**Instructions to follow:** Please find all lines in the data that hold the string "Bollinger" and copy them.

Figure record extracts
— Start —
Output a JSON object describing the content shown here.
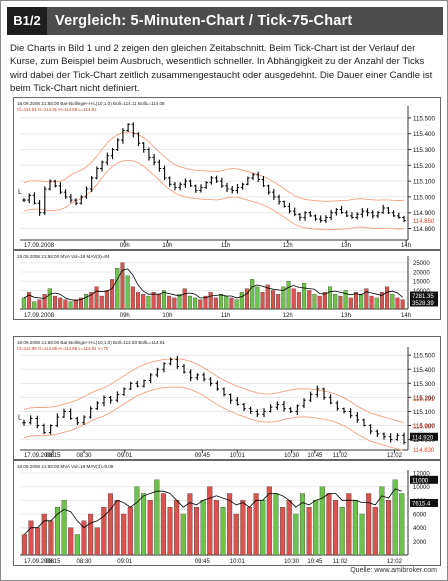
{
  "header": {
    "badge": "B1/2",
    "title": "Vergleich: 5-Minuten-Chart / Tick-75-Chart"
  },
  "intro_text": "Die Charts in Bild 1 und 2 zeigen den gleichen Zeitabschnitt. Beim Tick-Chart ist der Verlauf der Kurse, zum Beispiel beim Ausbruch, wesentlich schneller. In Abhängigkeit zu der Anzahl der Ticks wird dabei der Tick-Chart zeitlich zusammengestaucht oder ausgedehnt. Die Dauer einer Candle ist beim Tick-Chart nicht definiert.",
  "credit": "Quelle: www.amibroker.com",
  "colors": {
    "header_bg": "#4d4d4d",
    "badge_bg": "#1e1e1e",
    "up_volume": "#6cc24a",
    "down_volume": "#d9534f",
    "envelope": "#f4a080",
    "price_bars": "#000000",
    "current_price_label": "#e64020"
  },
  "chart_data": [
    {
      "type": "ohlc",
      "info_line": "18.09.2008 21:58:00  Bar-Bollinger-H-L(10,1.0)  Boll=114.11  BollL=114.08",
      "info_line2": "Cl=114.81  O=114.81  H=114.86  L=114.81",
      "x_tick_labels": [
        "17.09.2008",
        "09h",
        "10h",
        "11h",
        "12h",
        "13h",
        "14h"
      ],
      "y_tick_labels": [
        "115.500",
        "115.400",
        "115.300",
        "115.200",
        "115.100",
        "115.000",
        "114.900",
        "114.800"
      ],
      "ylim": [
        114.74,
        115.55
      ],
      "price_labels": [
        {
          "text": "114.850",
          "color": "#e64020"
        }
      ],
      "close": [
        114.98,
        115.01,
        114.96,
        114.9,
        115.05,
        115.1,
        115.07,
        115.03,
        115.0,
        114.98,
        114.96,
        115.0,
        115.05,
        115.12,
        115.18,
        115.22,
        115.26,
        115.3,
        115.36,
        115.42,
        115.46,
        115.4,
        115.34,
        115.3,
        115.25,
        115.22,
        115.18,
        115.12,
        115.08,
        115.06,
        115.08,
        115.1,
        115.07,
        115.04,
        115.06,
        115.09,
        115.12,
        115.1,
        115.07,
        115.05,
        115.04,
        115.06,
        115.08,
        115.12,
        115.14,
        115.11,
        115.07,
        115.03,
        115.0,
        114.97,
        114.94,
        114.91,
        114.89,
        114.87,
        114.9,
        114.88,
        114.86,
        114.85,
        114.87,
        114.9,
        114.92,
        114.9,
        114.88,
        114.87,
        114.89,
        114.91,
        114.9,
        114.88,
        114.9,
        114.93,
        114.9,
        114.88,
        114.87,
        114.85
      ]
    },
    {
      "type": "bar",
      "info_line": "18.09.2008 21:58:00  MVA  Vol=18  MAV(3)=84",
      "x_tick_labels": [
        "17.09.2008",
        "09h",
        "10h",
        "11h",
        "12h",
        "13h",
        "14h"
      ],
      "y_tick_labels": [
        "25000",
        "20000",
        "15000",
        "10000",
        "5000"
      ],
      "ylim": [
        0,
        27000
      ],
      "price_labels": [
        {
          "text": "7281.35",
          "color": "#111111"
        },
        {
          "text": "3528.39",
          "color": "#111111"
        }
      ],
      "values": [
        6000,
        9000,
        4000,
        5000,
        8000,
        11000,
        7000,
        6000,
        5000,
        4000,
        5000,
        6000,
        8000,
        9000,
        12000,
        7000,
        10000,
        16000,
        22000,
        25000,
        18000,
        12000,
        9000,
        8000,
        7000,
        9000,
        8000,
        10000,
        7000,
        6000,
        8000,
        11000,
        7000,
        6000,
        5000,
        7000,
        9000,
        6000,
        8000,
        7000,
        6000,
        5000,
        9000,
        11000,
        16000,
        12000,
        9000,
        13000,
        10000,
        8000,
        12000,
        15000,
        11000,
        9000,
        14000,
        10000,
        8000,
        7000,
        9000,
        12000,
        8000,
        7000,
        10000,
        6000,
        9000,
        8000,
        11000,
        7000,
        6000,
        9000,
        12000,
        8000,
        6000,
        5000
      ]
    },
    {
      "type": "ohlc",
      "info_line": "18.09.2008 21:58:00  Bar-Bollinger-H-L(10,1.0)  Boll=114.83  BollL=114.81",
      "info_line2": "Cl=114.85  O=114.85  H=114.86  L=114.81  V=75",
      "x_tick_labels": [
        "17.09.2008",
        "08:15",
        "08:30",
        "09:01",
        "09:45",
        "10:01",
        "10:30",
        "10:45",
        "11:02",
        "12:02"
      ],
      "y_tick_labels": [
        "115.500",
        "115.400",
        "115.300",
        "115.200",
        "115.100",
        "115.000",
        "114.900"
      ],
      "ylim": [
        114.84,
        115.53
      ],
      "price_labels": [
        {
          "text": "115.191",
          "color": "#e64020"
        },
        {
          "text": "114.997",
          "color": "#e64020"
        },
        {
          "text": "114.920",
          "color": "#111111"
        },
        {
          "text": "114.830",
          "color": "#e64020"
        }
      ],
      "close": [
        115.02,
        115.05,
        115.0,
        114.95,
        115.0,
        115.06,
        115.1,
        115.05,
        115.02,
        115.06,
        115.12,
        115.16,
        115.2,
        115.18,
        115.22,
        115.26,
        115.3,
        115.28,
        115.32,
        115.36,
        115.4,
        115.44,
        115.47,
        115.42,
        115.38,
        115.34,
        115.36,
        115.33,
        115.3,
        115.26,
        115.22,
        115.18,
        115.15,
        115.12,
        115.1,
        115.08,
        115.1,
        115.13,
        115.15,
        115.12,
        115.1,
        115.14,
        115.18,
        115.22,
        115.26,
        115.2,
        115.16,
        115.12,
        115.1,
        115.07,
        115.04,
        115.0,
        114.96,
        114.94,
        114.92,
        114.9,
        114.93,
        114.88
      ]
    },
    {
      "type": "bar",
      "info_line": "18.09.2008 21:58:00  MVA  Vol=18  MAV(3)=9.09",
      "x_tick_labels": [
        "17.09.2008",
        "08:15",
        "08:30",
        "09:01",
        "09:45",
        "10:01",
        "10:30",
        "10:45",
        "11:02",
        "12:02"
      ],
      "y_tick_labels": [
        "12000",
        "10000",
        "8000",
        "6000",
        "4000",
        "2000"
      ],
      "ylim": [
        0,
        12000
      ],
      "price_labels": [
        {
          "text": "11000",
          "color": "#111111"
        },
        {
          "text": "7615.4",
          "color": "#111111"
        }
      ],
      "values": [
        3000,
        5000,
        4000,
        6000,
        5000,
        7000,
        8000,
        4000,
        3000,
        5000,
        6000,
        4000,
        7000,
        9000,
        8000,
        6000,
        7000,
        10000,
        9000,
        8000,
        11000,
        9000,
        7000,
        8000,
        6000,
        9000,
        7000,
        8000,
        10000,
        8000,
        7000,
        9000,
        6000,
        8000,
        7000,
        9000,
        8000,
        10000,
        9000,
        7000,
        8000,
        6000,
        9000,
        7000,
        8000,
        10000,
        9000,
        8000,
        7000,
        9000,
        8000,
        6000,
        9000,
        7000,
        10000,
        8000,
        11000,
        9000
      ]
    }
  ]
}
— End —
**Answer to the task:**
      "info_line": "18.09.2008 21:58:00  Bar-Bollinger-H-L(10,1.0)  Boll=114.11  BollL=114.08",
      "info_line": "18.09.2008 21:58:00  Bar-Bollinger-H-L(10,1.0)  Boll=114.83  BollL=114.81",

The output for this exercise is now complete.